* **Provided data**:
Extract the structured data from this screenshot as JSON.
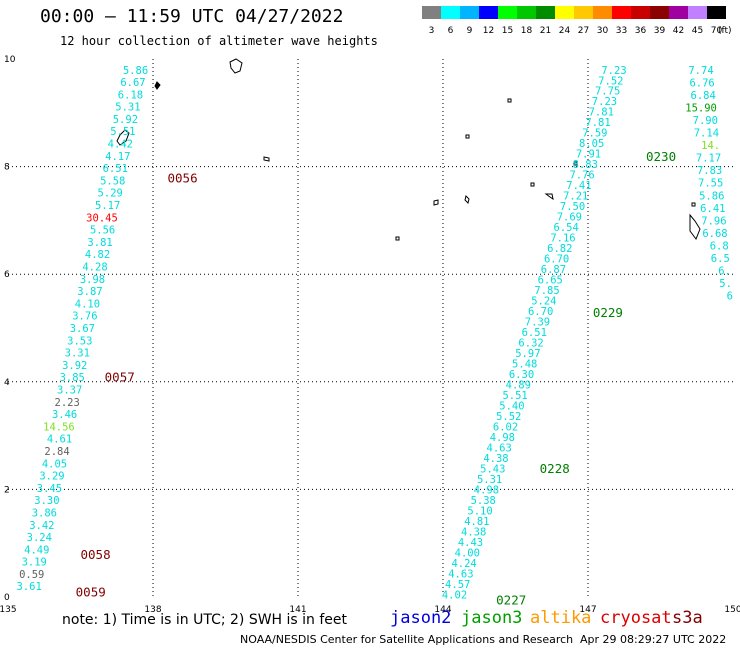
{
  "title": "00:00 – 11:59 UTC 04/27/2022",
  "subtitle": "12 hour collection of altimeter wave heights",
  "legend": {
    "unit": "(ft)",
    "scale": [
      {
        "label": "3",
        "color": "#808080"
      },
      {
        "label": "6",
        "color": "#00ffff"
      },
      {
        "label": "9",
        "color": "#00b4ff"
      },
      {
        "label": "12",
        "color": "#0000ff"
      },
      {
        "label": "15",
        "color": "#00ff00"
      },
      {
        "label": "18",
        "color": "#00c800"
      },
      {
        "label": "21",
        "color": "#008c00"
      },
      {
        "label": "24",
        "color": "#ffff00"
      },
      {
        "label": "27",
        "color": "#ffc800"
      },
      {
        "label": "30",
        "color": "#ff8c00"
      },
      {
        "label": "33",
        "color": "#ff0000"
      },
      {
        "label": "36",
        "color": "#c80000"
      },
      {
        "label": "39",
        "color": "#8c0000"
      },
      {
        "label": "42",
        "color": "#a000a0"
      },
      {
        "label": "45",
        "color": "#c080ff"
      },
      {
        "label": "70",
        "color": "#000000"
      }
    ]
  },
  "axes": {
    "lon_ticks": [
      "135",
      "138",
      "141",
      "144",
      "147",
      "150"
    ],
    "lat_ticks": [
      "0",
      "2",
      "4",
      "6",
      "8",
      "10"
    ],
    "lon_range": [
      135,
      150
    ],
    "lat_range": [
      0,
      10
    ]
  },
  "tracks": [
    {
      "name": "track-left",
      "color_default": "#00dcdc",
      "lon_top": 137.9,
      "lon_bottom": 135.7,
      "values": [
        "5.86",
        "6.67",
        "6.18",
        "5.31",
        "5.92",
        "5.51",
        "4.42",
        "4.17",
        "6.51",
        "5.58",
        "5.29",
        "5.17",
        "30.45",
        "5.56",
        "3.81",
        "4.82",
        "4.28",
        "3.98",
        "3.87",
        "4.10",
        "3.76",
        "3.67",
        "3.53",
        "3.31",
        "3.92",
        "3.85",
        "3.37",
        "2.23",
        "3.46",
        "14.56",
        "4.61",
        "2.84",
        "4.05",
        "3.29",
        "3.45",
        "3.30",
        "3.86",
        "3.42",
        "3.24",
        "4.49",
        "3.19",
        "0.59",
        "3.61"
      ],
      "colors": {
        "12": "#ff0000",
        "27": "#606060",
        "29": "#80e020",
        "31": "#606060",
        "41": "#606060"
      },
      "lat_top": 9.8,
      "lat_bottom": 0.2
    },
    {
      "name": "track-mid",
      "color_default": "#00dcdc",
      "lon_top": 147.8,
      "lon_bottom": 144.5,
      "values": [
        "7.23",
        "7.52",
        "7.75",
        "7.23",
        "7.81",
        "7.81",
        "7.59",
        "8.05",
        "7.91",
        "8.83",
        "7.76",
        "7.41",
        "7.21",
        "7.50",
        "7.69",
        "6.54",
        "7.16",
        "6.82",
        "6.70",
        "6.87",
        "6.65",
        "7.85",
        "5.24",
        "6.70",
        "7.39",
        "6.51",
        "6.32",
        "5.97",
        "5.48",
        "6.30",
        "4.89",
        "5.51",
        "5.40",
        "5.52",
        "6.02",
        "4.98",
        "4.63",
        "4.38",
        "5.43",
        "5.31",
        "4.98",
        "5.38",
        "5.10",
        "4.81",
        "4.38",
        "4.43",
        "4.00",
        "4.24",
        "4.63",
        "4.57",
        "4.02"
      ],
      "colors": {},
      "lat_top": 9.8,
      "lat_bottom": 0.05
    },
    {
      "name": "track-right",
      "color_default": "#00dcdc",
      "lon_top": 149.6,
      "lon_bottom": 150.0,
      "values": [
        "7.74",
        "6.76",
        "6.84",
        "15.90",
        "7.90",
        "7.14",
        "14.",
        "7.17",
        "7.83",
        "7.55",
        "5.86",
        "6.41",
        "7.96",
        "6.68",
        "6.8",
        "6.5",
        "6.",
        "5.",
        "6"
      ],
      "colors": {
        "3": "#00a000",
        "6": "#80e020"
      },
      "lat_top": 9.8,
      "lat_bottom": 5.6
    }
  ],
  "time_labels": [
    {
      "text": "0056",
      "lon": 138.3,
      "lat": 7.8,
      "color": "#800000"
    },
    {
      "text": "0057",
      "lon": 137.0,
      "lat": 4.1,
      "color": "#800000"
    },
    {
      "text": "0058",
      "lon": 136.5,
      "lat": 0.8,
      "color": "#800000"
    },
    {
      "text": "0059",
      "lon": 136.4,
      "lat": 0.1,
      "color": "#800000"
    },
    {
      "text": "0230",
      "lon": 148.2,
      "lat": 8.2,
      "color": "#008000"
    },
    {
      "text": "0229",
      "lon": 147.1,
      "lat": 5.3,
      "color": "#008000"
    },
    {
      "text": "0228",
      "lon": 146.0,
      "lat": 2.4,
      "color": "#008000"
    },
    {
      "text": "0227",
      "lon": 145.1,
      "lat": -0.05,
      "color": "#008000"
    }
  ],
  "note": "note: 1) Time is in UTC; 2) SWH is in feet",
  "satellites": [
    {
      "name": "jason2",
      "color": "#0000dd"
    },
    {
      "name": "jason3",
      "color": "#00a000"
    },
    {
      "name": "altika",
      "color": "#ff9900"
    },
    {
      "name": "cryosat",
      "color": "#dd0000"
    },
    {
      "name": "s3a",
      "color": "#800000"
    }
  ],
  "credit": "NOAA/NESDIS Center for Satellite Applications and Research",
  "issued": "Apr 29 08:29:27 UTC 2022"
}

* **Goal**: With the pictures left out, transcribe the material exactly.

* **Result for this task**:
Extract the structured data from this screenshot as JSON.
{
  "title": "00:00 – 11:59 UTC 04/27/2022",
  "subtitle": "12 hour collection of altimeter wave heights",
  "legend": {
    "unit": "(ft)",
    "scale": [
      {
        "label": "3",
        "color": "#808080"
      },
      {
        "label": "6",
        "color": "#00ffff"
      },
      {
        "label": "9",
        "color": "#00b4ff"
      },
      {
        "label": "12",
        "color": "#0000ff"
      },
      {
        "label": "15",
        "color": "#00ff00"
      },
      {
        "label": "18",
        "color": "#00c800"
      },
      {
        "label": "21",
        "color": "#008c00"
      },
      {
        "label": "24",
        "color": "#ffff00"
      },
      {
        "label": "27",
        "color": "#ffc800"
      },
      {
        "label": "30",
        "color": "#ff8c00"
      },
      {
        "label": "33",
        "color": "#ff0000"
      },
      {
        "label": "36",
        "color": "#c80000"
      },
      {
        "label": "39",
        "color": "#8c0000"
      },
      {
        "label": "42",
        "color": "#a000a0"
      },
      {
        "label": "45",
        "color": "#c080ff"
      },
      {
        "label": "70",
        "color": "#000000"
      }
    ]
  },
  "axes": {
    "lon_ticks": [
      "135",
      "138",
      "141",
      "144",
      "147",
      "150"
    ],
    "lat_ticks": [
      "0",
      "2",
      "4",
      "6",
      "8",
      "10"
    ],
    "lon_range": [
      135,
      150
    ],
    "lat_range": [
      0,
      10
    ]
  },
  "tracks": [
    {
      "name": "track-left",
      "color_default": "#00dcdc",
      "lon_top": 137.9,
      "lon_bottom": 135.7,
      "values": [
        "5.86",
        "6.67",
        "6.18",
        "5.31",
        "5.92",
        "5.51",
        "4.42",
        "4.17",
        "6.51",
        "5.58",
        "5.29",
        "5.17",
        "30.45",
        "5.56",
        "3.81",
        "4.82",
        "4.28",
        "3.98",
        "3.87",
        "4.10",
        "3.76",
        "3.67",
        "3.53",
        "3.31",
        "3.92",
        "3.85",
        "3.37",
        "2.23",
        "3.46",
        "14.56",
        "4.61",
        "2.84",
        "4.05",
        "3.29",
        "3.45",
        "3.30",
        "3.86",
        "3.42",
        "3.24",
        "4.49",
        "3.19",
        "0.59",
        "3.61"
      ],
      "colors": {
        "12": "#ff0000",
        "27": "#606060",
        "29": "#80e020",
        "31": "#606060",
        "41": "#606060"
      },
      "lat_top": 9.8,
      "lat_bottom": 0.2
    },
    {
      "name": "track-mid",
      "color_default": "#00dcdc",
      "lon_top": 147.8,
      "lon_bottom": 144.5,
      "values": [
        "7.23",
        "7.52",
        "7.75",
        "7.23",
        "7.81",
        "7.81",
        "7.59",
        "8.05",
        "7.91",
        "8.83",
        "7.76",
        "7.41",
        "7.21",
        "7.50",
        "7.69",
        "6.54",
        "7.16",
        "6.82",
        "6.70",
        "6.87",
        "6.65",
        "7.85",
        "5.24",
        "6.70",
        "7.39",
        "6.51",
        "6.32",
        "5.97",
        "5.48",
        "6.30",
        "4.89",
        "5.51",
        "5.40",
        "5.52",
        "6.02",
        "4.98",
        "4.63",
        "4.38",
        "5.43",
        "5.31",
        "4.98",
        "5.38",
        "5.10",
        "4.81",
        "4.38",
        "4.43",
        "4.00",
        "4.24",
        "4.63",
        "4.57",
        "4.02"
      ],
      "colors": {},
      "lat_top": 9.8,
      "lat_bottom": 0.05
    },
    {
      "name": "track-right",
      "color_default": "#00dcdc",
      "lon_top": 149.6,
      "lon_bottom": 150.0,
      "values": [
        "7.74",
        "6.76",
        "6.84",
        "15.90",
        "7.90",
        "7.14",
        "14.",
        "7.17",
        "7.83",
        "7.55",
        "5.86",
        "6.41",
        "7.96",
        "6.68",
        "6.8",
        "6.5",
        "6.",
        "5.",
        "6"
      ],
      "colors": {
        "3": "#00a000",
        "6": "#80e020"
      },
      "lat_top": 9.8,
      "lat_bottom": 5.6
    }
  ],
  "time_labels": [
    {
      "text": "0056",
      "lon": 138.3,
      "lat": 7.8,
      "color": "#800000"
    },
    {
      "text": "0057",
      "lon": 137.0,
      "lat": 4.1,
      "color": "#800000"
    },
    {
      "text": "0058",
      "lon": 136.5,
      "lat": 0.8,
      "color": "#800000"
    },
    {
      "text": "0059",
      "lon": 136.4,
      "lat": 0.1,
      "color": "#800000"
    },
    {
      "text": "0230",
      "lon": 148.2,
      "lat": 8.2,
      "color": "#008000"
    },
    {
      "text": "0229",
      "lon": 147.1,
      "lat": 5.3,
      "color": "#008000"
    },
    {
      "text": "0228",
      "lon": 146.0,
      "lat": 2.4,
      "color": "#008000"
    },
    {
      "text": "0227",
      "lon": 145.1,
      "lat": -0.05,
      "color": "#008000"
    }
  ],
  "note": "note: 1) Time is in UTC; 2) SWH is in feet",
  "satellites": [
    {
      "name": "jason2",
      "color": "#0000dd"
    },
    {
      "name": "jason3",
      "color": "#00a000"
    },
    {
      "name": "altika",
      "color": "#ff9900"
    },
    {
      "name": "cryosat",
      "color": "#dd0000"
    },
    {
      "name": "s3a",
      "color": "#800000"
    }
  ],
  "credit": "NOAA/NESDIS Center for Satellite Applications and Research",
  "issued": "Apr 29 08:29:27 UTC 2022"
}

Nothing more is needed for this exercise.